_Given exercise_
Scan the data below. Pull out each line where "成立日期" occurs.

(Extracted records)
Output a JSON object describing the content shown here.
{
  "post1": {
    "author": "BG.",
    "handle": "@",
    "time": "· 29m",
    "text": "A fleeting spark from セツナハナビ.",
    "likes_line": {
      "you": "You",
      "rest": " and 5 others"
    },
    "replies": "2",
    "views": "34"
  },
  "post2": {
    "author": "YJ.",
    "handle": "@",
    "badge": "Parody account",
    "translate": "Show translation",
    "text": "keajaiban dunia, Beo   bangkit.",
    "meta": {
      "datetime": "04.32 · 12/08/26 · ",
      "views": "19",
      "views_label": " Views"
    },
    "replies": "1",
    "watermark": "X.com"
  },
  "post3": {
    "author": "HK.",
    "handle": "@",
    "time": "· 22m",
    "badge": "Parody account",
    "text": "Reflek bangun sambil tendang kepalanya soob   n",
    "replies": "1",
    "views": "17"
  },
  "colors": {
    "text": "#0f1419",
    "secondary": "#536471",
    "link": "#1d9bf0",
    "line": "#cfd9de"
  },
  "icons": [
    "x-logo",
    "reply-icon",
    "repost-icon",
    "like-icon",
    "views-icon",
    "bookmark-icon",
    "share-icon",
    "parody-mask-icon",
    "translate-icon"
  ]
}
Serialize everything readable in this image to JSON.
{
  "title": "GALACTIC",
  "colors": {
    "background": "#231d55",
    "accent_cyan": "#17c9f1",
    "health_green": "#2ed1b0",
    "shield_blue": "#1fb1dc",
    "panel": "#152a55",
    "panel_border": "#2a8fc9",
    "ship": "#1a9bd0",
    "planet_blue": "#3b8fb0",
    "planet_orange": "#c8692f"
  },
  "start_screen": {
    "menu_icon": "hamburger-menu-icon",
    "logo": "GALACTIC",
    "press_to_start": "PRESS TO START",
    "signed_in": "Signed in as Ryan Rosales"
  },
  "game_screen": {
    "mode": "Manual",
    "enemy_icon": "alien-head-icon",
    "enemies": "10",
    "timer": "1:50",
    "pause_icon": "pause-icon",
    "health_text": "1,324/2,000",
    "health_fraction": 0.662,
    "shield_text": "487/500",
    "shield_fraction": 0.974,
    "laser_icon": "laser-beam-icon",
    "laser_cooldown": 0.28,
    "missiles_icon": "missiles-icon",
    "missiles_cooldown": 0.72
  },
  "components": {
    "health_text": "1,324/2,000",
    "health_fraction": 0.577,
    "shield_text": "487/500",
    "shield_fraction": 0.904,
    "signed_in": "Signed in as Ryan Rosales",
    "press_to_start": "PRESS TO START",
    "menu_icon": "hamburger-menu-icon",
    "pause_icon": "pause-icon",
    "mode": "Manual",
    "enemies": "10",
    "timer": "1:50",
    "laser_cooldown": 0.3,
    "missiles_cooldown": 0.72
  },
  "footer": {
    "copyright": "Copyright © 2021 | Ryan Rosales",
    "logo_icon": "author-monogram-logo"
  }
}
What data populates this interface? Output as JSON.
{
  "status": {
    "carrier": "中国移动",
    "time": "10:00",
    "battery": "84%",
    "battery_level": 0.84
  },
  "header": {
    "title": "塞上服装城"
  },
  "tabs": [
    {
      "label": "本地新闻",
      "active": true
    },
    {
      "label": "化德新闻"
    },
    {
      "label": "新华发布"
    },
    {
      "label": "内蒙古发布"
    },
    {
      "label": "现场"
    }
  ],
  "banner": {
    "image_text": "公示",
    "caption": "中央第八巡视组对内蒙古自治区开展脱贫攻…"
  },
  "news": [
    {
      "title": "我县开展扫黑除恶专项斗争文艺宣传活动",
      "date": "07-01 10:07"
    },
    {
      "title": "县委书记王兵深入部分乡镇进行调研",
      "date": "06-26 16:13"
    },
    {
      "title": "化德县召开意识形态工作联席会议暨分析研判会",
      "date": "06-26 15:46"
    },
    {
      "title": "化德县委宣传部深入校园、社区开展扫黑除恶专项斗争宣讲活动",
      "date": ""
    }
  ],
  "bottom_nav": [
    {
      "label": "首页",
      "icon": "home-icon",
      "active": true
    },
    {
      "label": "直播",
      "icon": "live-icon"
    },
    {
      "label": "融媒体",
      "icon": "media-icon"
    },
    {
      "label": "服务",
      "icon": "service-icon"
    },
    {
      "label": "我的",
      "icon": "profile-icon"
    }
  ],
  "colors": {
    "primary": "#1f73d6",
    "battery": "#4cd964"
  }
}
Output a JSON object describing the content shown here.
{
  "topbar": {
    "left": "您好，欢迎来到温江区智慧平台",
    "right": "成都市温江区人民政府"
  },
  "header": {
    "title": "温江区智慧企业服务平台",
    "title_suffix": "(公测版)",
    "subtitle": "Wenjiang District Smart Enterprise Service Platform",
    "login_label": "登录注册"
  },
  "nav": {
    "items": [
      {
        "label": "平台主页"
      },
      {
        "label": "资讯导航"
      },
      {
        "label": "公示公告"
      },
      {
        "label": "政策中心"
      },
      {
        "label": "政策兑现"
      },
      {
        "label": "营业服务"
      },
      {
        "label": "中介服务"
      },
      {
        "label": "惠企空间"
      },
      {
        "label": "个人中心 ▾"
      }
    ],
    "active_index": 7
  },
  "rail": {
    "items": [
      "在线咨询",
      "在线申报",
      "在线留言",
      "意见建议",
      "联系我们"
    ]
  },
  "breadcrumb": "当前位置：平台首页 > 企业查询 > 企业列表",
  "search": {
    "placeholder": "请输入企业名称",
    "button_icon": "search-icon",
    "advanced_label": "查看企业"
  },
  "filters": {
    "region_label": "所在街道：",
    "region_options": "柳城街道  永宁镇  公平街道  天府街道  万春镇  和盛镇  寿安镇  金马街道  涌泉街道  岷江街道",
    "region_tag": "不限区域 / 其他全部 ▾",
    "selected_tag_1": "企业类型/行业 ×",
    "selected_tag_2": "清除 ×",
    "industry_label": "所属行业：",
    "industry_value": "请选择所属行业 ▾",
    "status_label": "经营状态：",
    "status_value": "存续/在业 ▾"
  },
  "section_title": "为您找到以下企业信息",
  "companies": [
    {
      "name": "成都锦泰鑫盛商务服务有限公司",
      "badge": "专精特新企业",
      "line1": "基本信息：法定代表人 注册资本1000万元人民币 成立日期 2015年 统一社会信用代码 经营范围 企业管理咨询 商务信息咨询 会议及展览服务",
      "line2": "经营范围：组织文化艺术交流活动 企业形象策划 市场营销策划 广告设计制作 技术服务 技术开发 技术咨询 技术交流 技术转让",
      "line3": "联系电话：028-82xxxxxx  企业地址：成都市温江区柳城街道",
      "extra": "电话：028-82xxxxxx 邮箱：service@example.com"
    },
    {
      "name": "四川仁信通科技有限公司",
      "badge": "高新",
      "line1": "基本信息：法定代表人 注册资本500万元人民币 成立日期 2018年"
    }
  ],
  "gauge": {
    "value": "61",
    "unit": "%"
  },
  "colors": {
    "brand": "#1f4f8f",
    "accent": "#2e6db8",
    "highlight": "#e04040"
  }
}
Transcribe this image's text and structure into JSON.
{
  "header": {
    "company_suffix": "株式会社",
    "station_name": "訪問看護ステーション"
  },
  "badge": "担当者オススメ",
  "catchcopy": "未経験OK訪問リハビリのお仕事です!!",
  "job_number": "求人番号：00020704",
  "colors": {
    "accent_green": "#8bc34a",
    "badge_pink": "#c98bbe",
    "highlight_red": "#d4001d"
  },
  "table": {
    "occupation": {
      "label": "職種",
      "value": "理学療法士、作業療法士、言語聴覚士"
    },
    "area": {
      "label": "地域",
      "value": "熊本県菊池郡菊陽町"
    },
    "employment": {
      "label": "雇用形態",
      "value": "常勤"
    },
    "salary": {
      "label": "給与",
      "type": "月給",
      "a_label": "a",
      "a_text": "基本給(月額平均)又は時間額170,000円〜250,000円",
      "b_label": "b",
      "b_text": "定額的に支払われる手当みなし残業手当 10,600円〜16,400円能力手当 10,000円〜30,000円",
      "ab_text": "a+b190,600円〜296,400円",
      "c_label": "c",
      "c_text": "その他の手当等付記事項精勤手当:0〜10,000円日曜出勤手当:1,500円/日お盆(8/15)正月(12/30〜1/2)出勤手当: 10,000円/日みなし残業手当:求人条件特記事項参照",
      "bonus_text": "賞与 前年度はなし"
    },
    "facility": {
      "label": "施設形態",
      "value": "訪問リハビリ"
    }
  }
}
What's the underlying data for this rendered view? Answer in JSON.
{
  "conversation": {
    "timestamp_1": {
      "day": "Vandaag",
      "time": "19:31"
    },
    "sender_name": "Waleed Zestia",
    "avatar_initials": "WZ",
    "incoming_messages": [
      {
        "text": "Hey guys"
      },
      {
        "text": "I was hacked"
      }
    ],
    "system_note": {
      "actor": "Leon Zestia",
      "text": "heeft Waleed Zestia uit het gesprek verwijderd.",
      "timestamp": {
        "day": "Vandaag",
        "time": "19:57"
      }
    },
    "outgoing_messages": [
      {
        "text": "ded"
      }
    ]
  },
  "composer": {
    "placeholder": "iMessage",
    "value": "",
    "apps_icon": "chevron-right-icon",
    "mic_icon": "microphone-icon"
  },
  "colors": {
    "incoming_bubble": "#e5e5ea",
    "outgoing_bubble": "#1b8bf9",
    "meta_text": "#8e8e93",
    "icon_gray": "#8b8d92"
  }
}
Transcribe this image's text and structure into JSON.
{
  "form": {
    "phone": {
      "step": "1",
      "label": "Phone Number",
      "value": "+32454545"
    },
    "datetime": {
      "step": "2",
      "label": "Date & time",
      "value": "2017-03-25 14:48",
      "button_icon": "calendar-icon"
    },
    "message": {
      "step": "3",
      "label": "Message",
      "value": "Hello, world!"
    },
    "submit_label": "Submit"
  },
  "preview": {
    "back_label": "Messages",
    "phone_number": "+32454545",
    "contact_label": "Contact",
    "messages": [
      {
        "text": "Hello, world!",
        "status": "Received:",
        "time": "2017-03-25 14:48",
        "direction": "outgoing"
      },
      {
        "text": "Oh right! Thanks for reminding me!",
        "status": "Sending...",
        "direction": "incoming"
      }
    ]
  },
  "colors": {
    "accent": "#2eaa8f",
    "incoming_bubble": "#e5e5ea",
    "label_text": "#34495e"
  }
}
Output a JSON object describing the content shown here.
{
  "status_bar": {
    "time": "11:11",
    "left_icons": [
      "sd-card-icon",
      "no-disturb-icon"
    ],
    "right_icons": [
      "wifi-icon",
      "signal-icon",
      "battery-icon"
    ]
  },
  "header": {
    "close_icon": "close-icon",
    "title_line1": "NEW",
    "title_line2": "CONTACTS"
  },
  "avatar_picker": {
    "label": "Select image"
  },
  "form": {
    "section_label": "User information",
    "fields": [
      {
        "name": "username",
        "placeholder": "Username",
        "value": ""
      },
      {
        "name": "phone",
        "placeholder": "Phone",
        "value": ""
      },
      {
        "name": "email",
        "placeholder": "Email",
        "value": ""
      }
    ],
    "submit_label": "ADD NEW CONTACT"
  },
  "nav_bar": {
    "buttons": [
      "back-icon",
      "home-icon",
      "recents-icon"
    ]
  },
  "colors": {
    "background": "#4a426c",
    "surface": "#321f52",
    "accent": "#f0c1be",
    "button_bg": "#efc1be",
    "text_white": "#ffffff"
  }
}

_Result_
      "line1": "基本信息：法定代表人 注册资本1000万元人民币 成立日期 2015年 统一社会信用代码 经营范围 企业管理咨询 商务信息咨询 会议及展览服务",
      "line1": "基本信息：法定代表人 注册资本500万元人民币 成立日期 2018年"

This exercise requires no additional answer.